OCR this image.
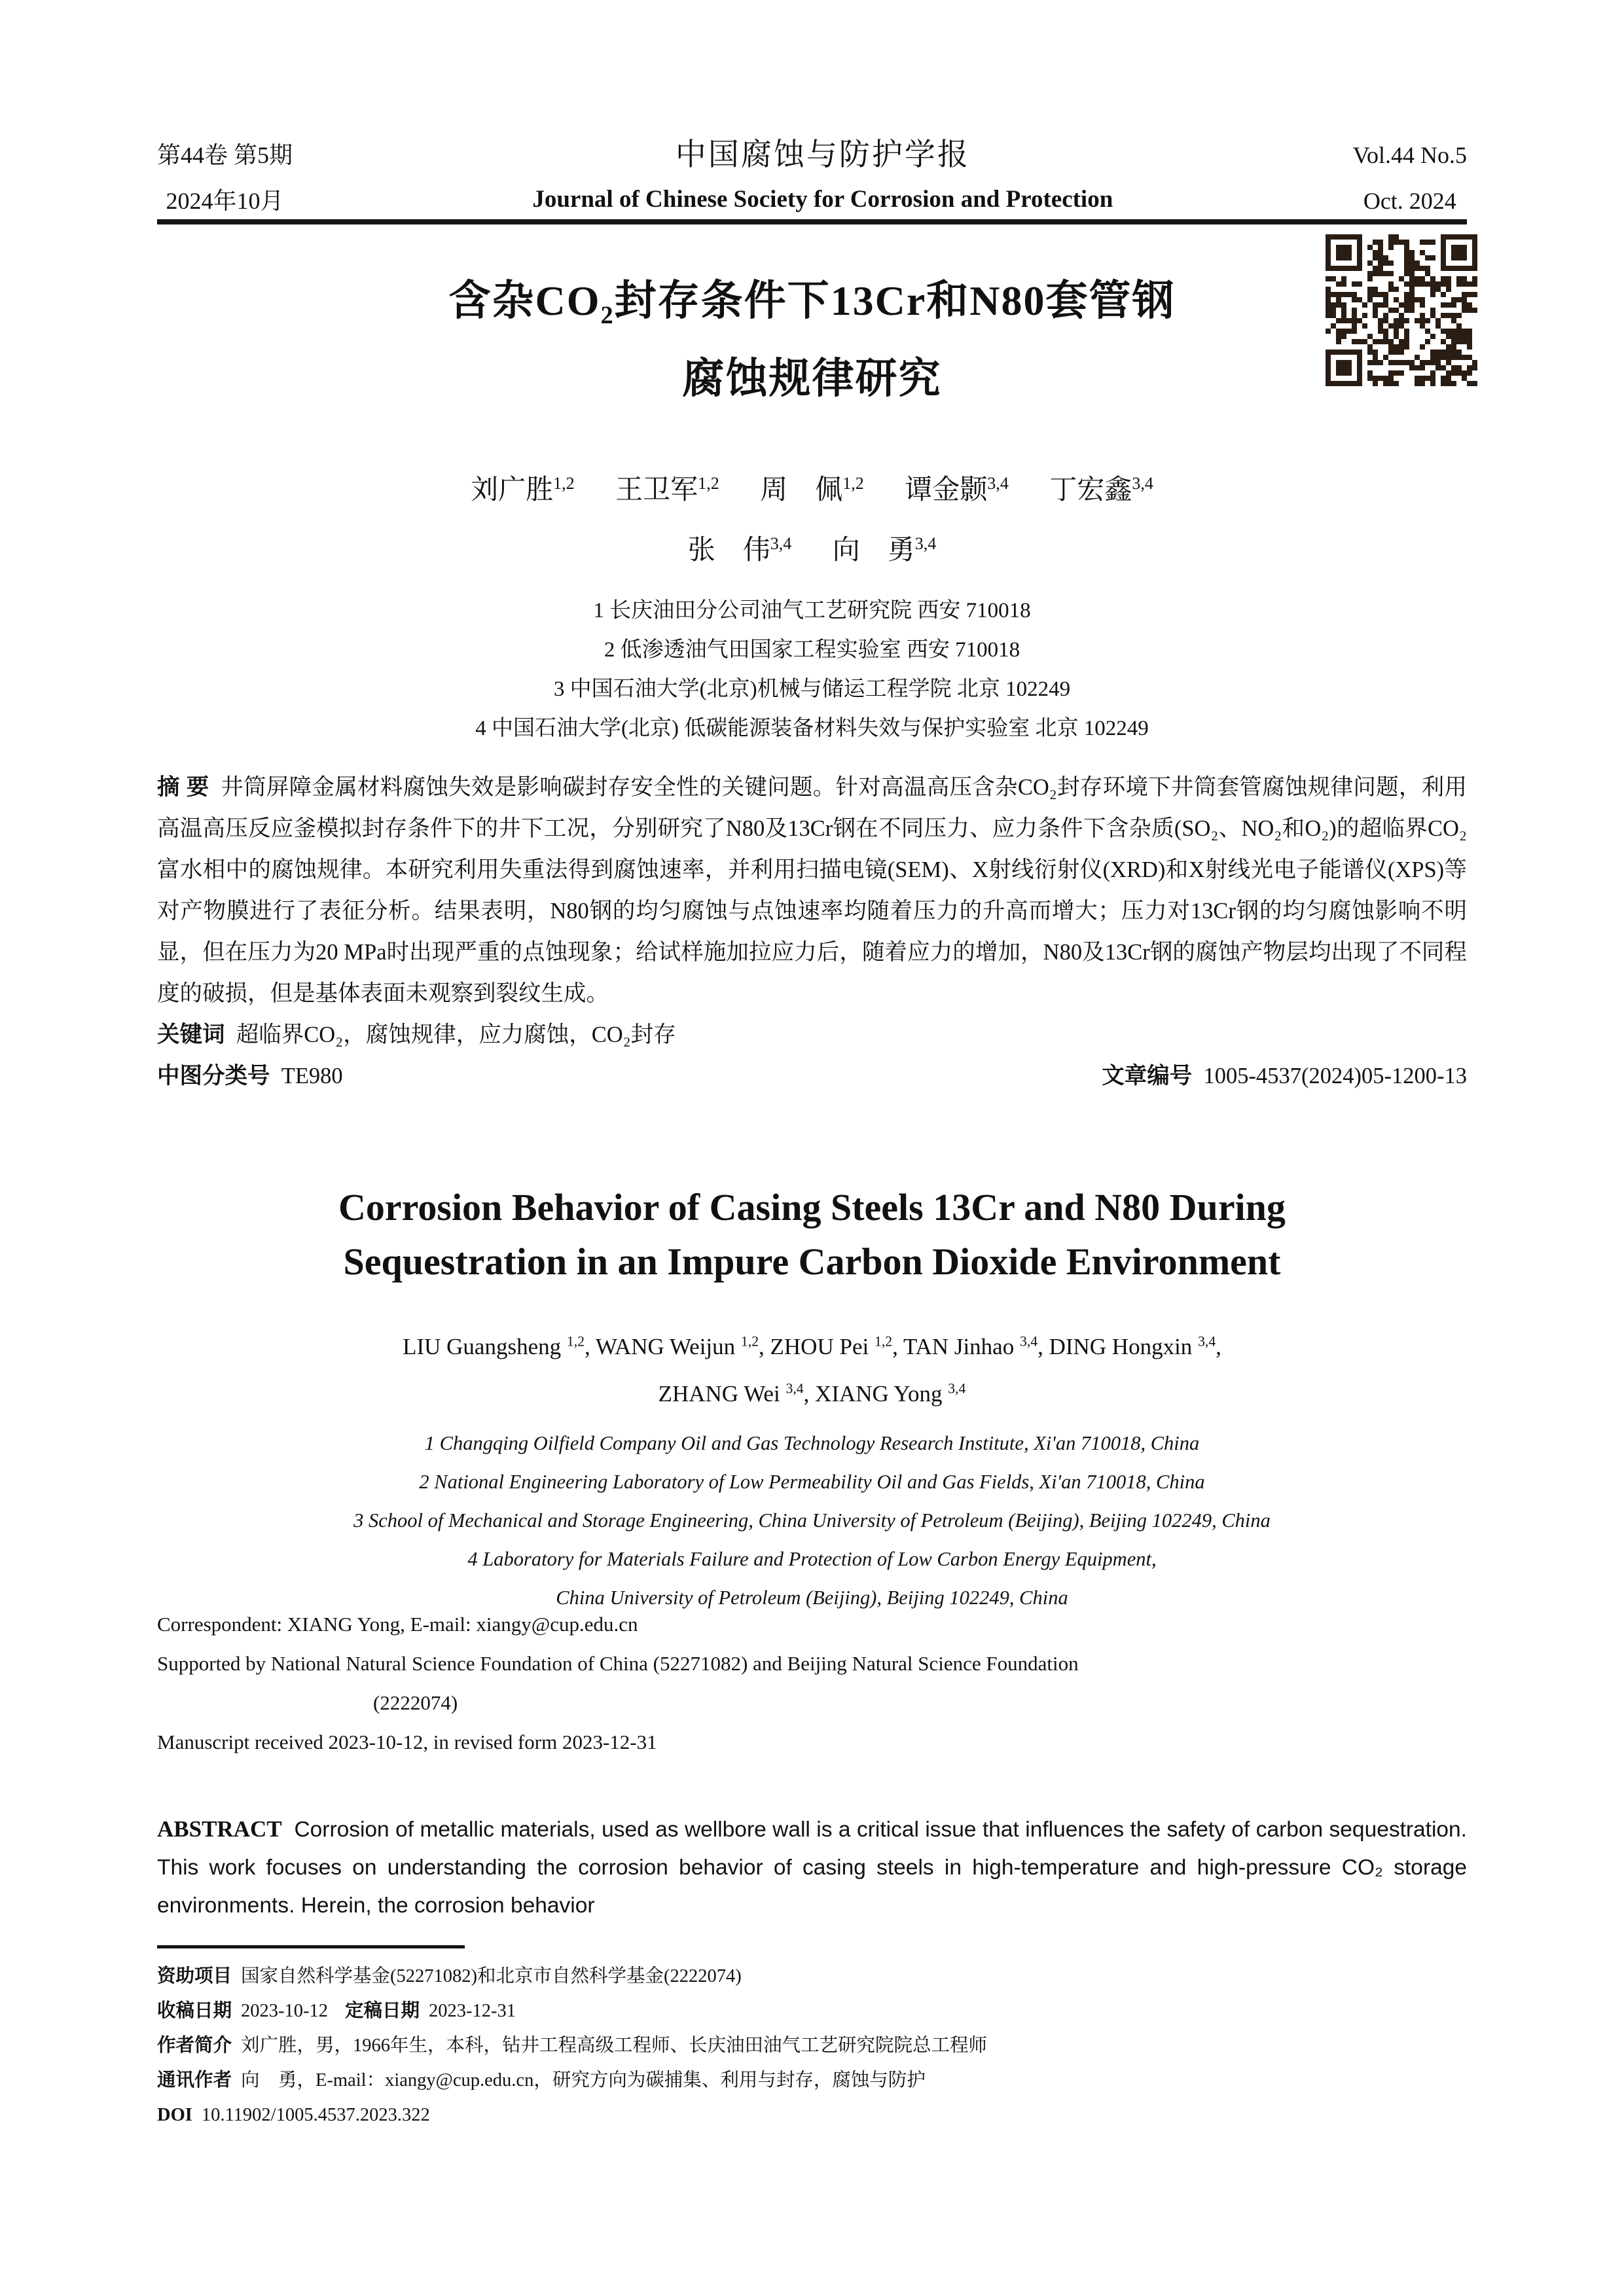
第44卷 第5期
2024年10月
中国腐蚀与防护学报
Journal of Chinese Society for Corrosion and Protection
Vol.44 No.5
Oct. 2024
含杂CO₂封存条件下13Cr和N80套管钢
腐蚀规律研究
刘广胜$^{1,2}$ 王卫军$^{1,2}$ 周　佩$^{1,2}$ 谭金颢$^{3,4}$ 丁宏鑫$^{3,4}$
张　伟$^{3,4}$ 向　勇$^{3,4}$
1 长庆油田分公司油气工艺研究院 西安 710018
2 低渗透油气田国家工程实验室 西安 710018
3 中国石油大学(北京)机械与储运工程学院 北京 102249
4 中国石油大学(北京) 低碳能源装备材料失效与保护实验室 北京 102249

摘 要 井筒屏障金属材料腐蚀失效是影响碳封存安全性的关键问题。针对高温高压含杂CO₂封存环境下井筒套管腐蚀规律问题，利用高温高压反应釜模拟封存条件下的井下工况，分别研究了N80及13Cr钢在不同压力、应力条件下含杂质(SO₂、NO₂和O₂)的超临界CO₂富水相中的腐蚀规律。本研究利用失重法得到腐蚀速率，并利用扫描电镜(SEM)、X射线衍射仪(XRD)和X射线光电子能谱仪(XPS)等对产物膜进行了表征分析。结果表明，N80钢的均匀腐蚀与点蚀速率均随着压力的升高而增大；压力对13Cr钢的均匀腐蚀影响不明显，但在压力为20 MPa时出现严重的点蚀现象；给试样施加拉应力后，随着应力的增加，N80及13Cr钢的腐蚀产物层均出现了不同程度的破损，但是基体表面未观察到裂纹生成。

关键词 超临界CO₂，腐蚀规律，应力腐蚀，CO₂封存
中图分类号 TE980	文章编号 1005-4537(2024)05-1200-13
Corrosion Behavior of Casing Steels 13Cr and N80 During
Sequestration in an Impure Carbon Dioxide Environment
LIU Guangsheng $^{1,2}$, WANG Weijun $^{1,2}$, ZHOU Pei $^{1,2}$, TAN Jinhao $^{3,4}$, DING Hongxin $^{3,4}$,
ZHANG Wei $^{3,4}$, XIANG Yong $^{3,4}$
1 Changqing Oilfield Company Oil and Gas Technology Research Institute, Xi'an 710018, China
2 National Engineering Laboratory of Low Permeability Oil and Gas Fields, Xi'an 710018, China
3 School of Mechanical and Storage Engineering, China University of Petroleum (Beijing), Beijing 102249, China
4 Laboratory for Materials Failure and Protection of Low Carbon Energy Equipment,
China University of Petroleum (Beijing), Beijing 102249, China
Correspondent: XIANG Yong, E-mail: xiangy@cup.edu.cn
Supported by National Natural Science Foundation of China (52271082) and Beijing Natural Science Foundation
(2222074)
Manuscript received 2023-10-12, in revised form 2023-12-31

ABSTRACT Corrosion of metallic materials, used as wellbore wall is a critical issue that influences the safety of carbon sequestration. This work focuses on understanding the corrosion behavior of casing steels in high-temperature and high-pressure CO₂ storage environments. Herein, the corrosion behavior

资助项目 国家自然科学基金(52271082)和北京市自然科学基金(2222074)
收稿日期 2023-10-12 定稿日期 2023-12-31
作者简介 刘广胜，男，1966年生，本科，钻井工程高级工程师、长庆油田油气工艺研究院院总工程师
通讯作者 向　勇，E-mail：xiangy@cup.edu.cn，研究方向为碳捕集、利用与封存，腐蚀与防护
DOI 10.11902/1005.4537.2023.322
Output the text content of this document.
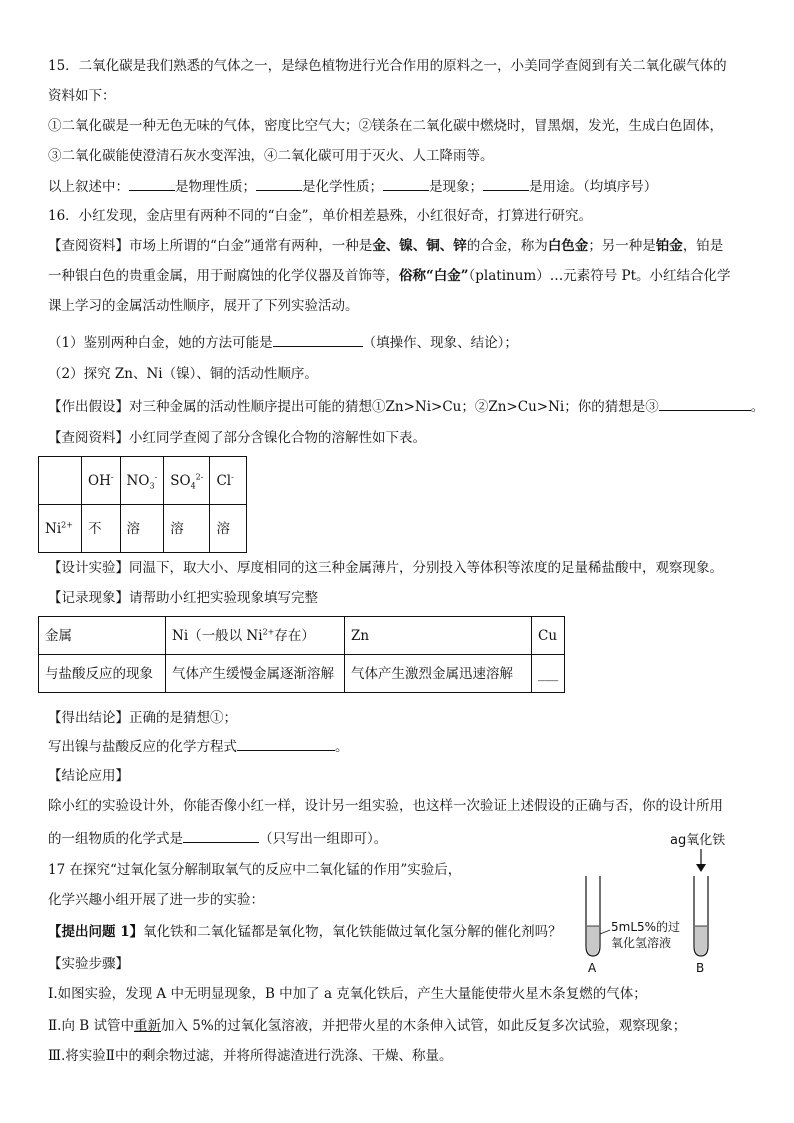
15．二氧化碳是我们熟悉的气体之一，是绿色植物进行光合作用的原料之一，小美同学查阅到有关二氧化碳气体的
资料如下：
①二氧化碳是一种无色无味的气体，密度比空气大；②镁条在二氧化碳中燃烧时，冒黑烟，发光，生成白色固体，
③二氧化碳能使澄清石灰水变浑浊，④二氧化碳可用于灭火、人工降雨等。
以上叙述中：	是物理性质；	是化学性质；	是现象；	是用途。（均填序号）
16．小红发现，金店里有两种不同的“白金”，单价相差悬殊，小红很好奇，打算进行研究。
【查阅资料】市场上所谓的“白金”通常有两种，一种是金、镍、铜、锌的合金，称为白色金；另一种是铂金，铂是
一种银白色的贵重金属，用于耐腐蚀的化学仪器及首饰等，俗称“白金”（platinum）…元素符号 Pt。小红结合化学
课上学习的金属活动性顺序，展开了下列实验活动。
（1）鉴别两种白金，她的方法可能是	（填操作、现象、结论）；
（2）探究 Zn、Ni（镍）、铜的活动性顺序。
【作出假设】对三种金属的活动性顺序提出可能的猜想①Zn>Ni>Cu；②Zn>Cu>Ni；你的猜想是③	。
【查阅资料】小红同学查阅了部分含镍化合物的溶解性如下表。
	OH-	$NO_3^-$	$SO_4^{2-}$	Cl-
$Ni^{2+}$	不	溶	溶	溶
【设计实验】同温下，取大小、厚度相同的这三种金属薄片，分别投入等体积等浓度的足量稀盐酸中，观察现象。
【记录现象】请帮助小红把实验现象填写完整
金属	Ni（一般以 $Ni^{2+}$存在）	Zn	Cu
与盐酸反应的现象	气体产生缓慢金属逐渐溶解	气体产生激烈金属迅速溶解	___
【得出结论】正确的是猜想①；
写出镍与盐酸反应的化学方程式	。
【结论应用】
除小红的实验设计外，你能否像小红一样，设计另一组实验，也这样一次验证上述假设的正确与否，你的设计所用
的一组物质的化学式是	（只写出一组即可）。
17 在探究“过氧化氢分解制取氧气的反应中二氧化锰的作用”实验后，
化学兴趣小组开展了进一步的实验：
【提出问题 1】氧化铁和二氧化锰都是氧化物，氧化铁能做过氧化氢分解的催化剂吗？
【实验步骤】
Ⅰ.如图实验，发现 A 中无明显现象，B 中加了 a 克氧化铁后，产生大量能使带火星木条复燃的气体；
Ⅱ.向 B 试管中重新加入 5%的过氧化氢溶液，并把带火星的木条伸入试管，如此反复多次试验，观察现象；
Ⅲ.将实验Ⅱ中的剩余物过滤，并将所得滤渣进行洗涤、干燥、称量。
ag氧化铁
5mL5%的过
氧化氢溶液
A	B
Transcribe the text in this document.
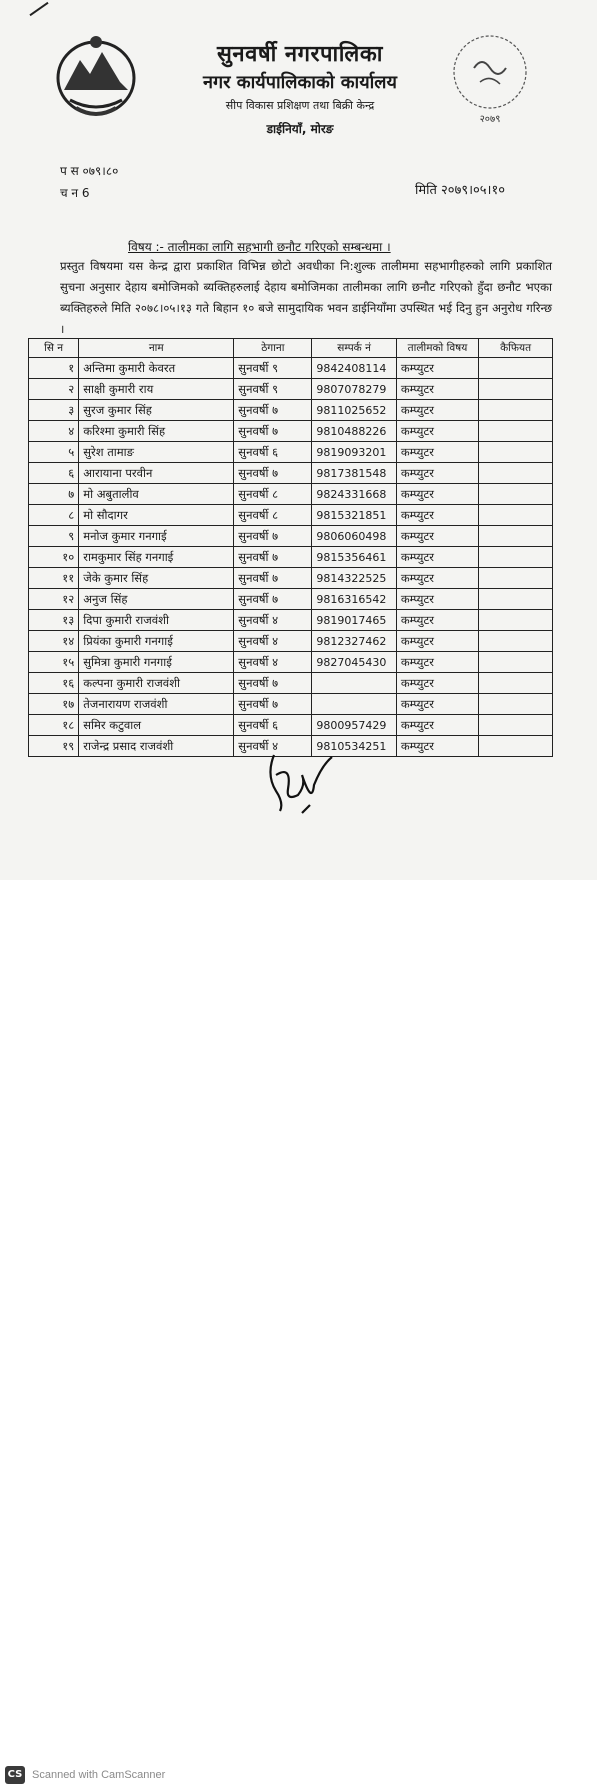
सुनवर्षी नगरपालिका
नगर कार्यपालिकाको कार्यालय
सीप विकास प्रशिक्षण तथा बिक्री केन्द्र
डाईनियाँ, मोरङ
२०७९
प स ०७९।८०
च न 6	मिति २०७९।०५।१०
विषय :- तालीमका लागि सहभागी छनौट गरिएको सम्बन्धमा ।
प्रस्तुत विषयमा यस केन्द्र द्वारा प्रकाशित विभिन्न छोटो अवधीका नि:शुल्क तालीममा सहभागीहरुको लागि प्रकाशित सुचना अनुसार देहाय बमोजिमको ब्यक्तिहरुलाई देहाय बमोजिमका तालीमका लागि छनौट गरिएको हुँदा छनौट भएका ब्यक्तिहरुले मिति २०७८।०५।१३ गते बिहान १० बजे सामुदायिक भवन डाईनियाँमा उपस्थित भई दिनु हुन अनुरोध गरिन्छ ।
सि न	नाम	ठेगाना	सम्पर्क नं	तालीमको विषय	कैफियत
१	अन्तिमा कुमारी केवरत	सुनवर्षी ९	9842408114	कम्प्युटर	
२	साक्षी कुमारी राय	सुनवर्षी ९	9807078279	कम्प्युटर	
३	सुरज कुमार सिंह	सुनवर्षी ७	9811025652	कम्प्युटर	
४	करिश्मा कुमारी सिंह	सुनवर्षी ७	9810488226	कम्प्युटर	
५	सुरेश तामाङ	सुनवर्षी ६	9819093201	कम्प्युटर	
६	आरायाना परवीन	सुनवर्षी ७	9817381548	कम्प्युटर	
७	मो अबुतालीव	सुनवर्षी ८	9824331668	कम्प्युटर	
८	मो सौदागर	सुनवर्षी ८	9815321851	कम्प्युटर	
९	मनोज कुमार गनगाई	सुनवर्षी ७	9806060498	कम्प्युटर	
१०	रामकुमार सिंह गनगाई	सुनवर्षी ७	9815356461	कम्प्युटर	
११	जेके कुमार सिंह	सुनवर्षी ७	9814322525	कम्प्युटर	
१२	अनुज सिंह	सुनवर्षी ७	9816316542	कम्प्युटर	
१३	दिपा कुमारी राजवंशी	सुनवर्षी ४	9819017465	कम्प्युटर	
१४	प्रियंका कुमारी गनगाई	सुनवर्षी ४	9812327462	कम्प्युटर	
१५	सुमित्रा कुमारी गनगाई	सुनवर्षी ४	9827045430	कम्प्युटर	
१६	कल्पना कुमारी राजवंशी	सुनवर्षी ७		कम्प्युटर	
१७	तेजनारायण राजवंशी	सुनवर्षी ७		कम्प्युटर	
१८	समिर कटुवाल	सुनवर्षी ६	9800957429	कम्प्युटर	
१९	राजेन्द्र प्रसाद राजवंशी	सुनवर्षी ४	9810534251	कम्प्युटर	
CS Scanned with CamScanner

::::

OBJECTIVE » Some lines of the data above may hold the word "Beijing"; report how many do, and nothing else.

RESPONSE FOR THIS EXERCISE » 3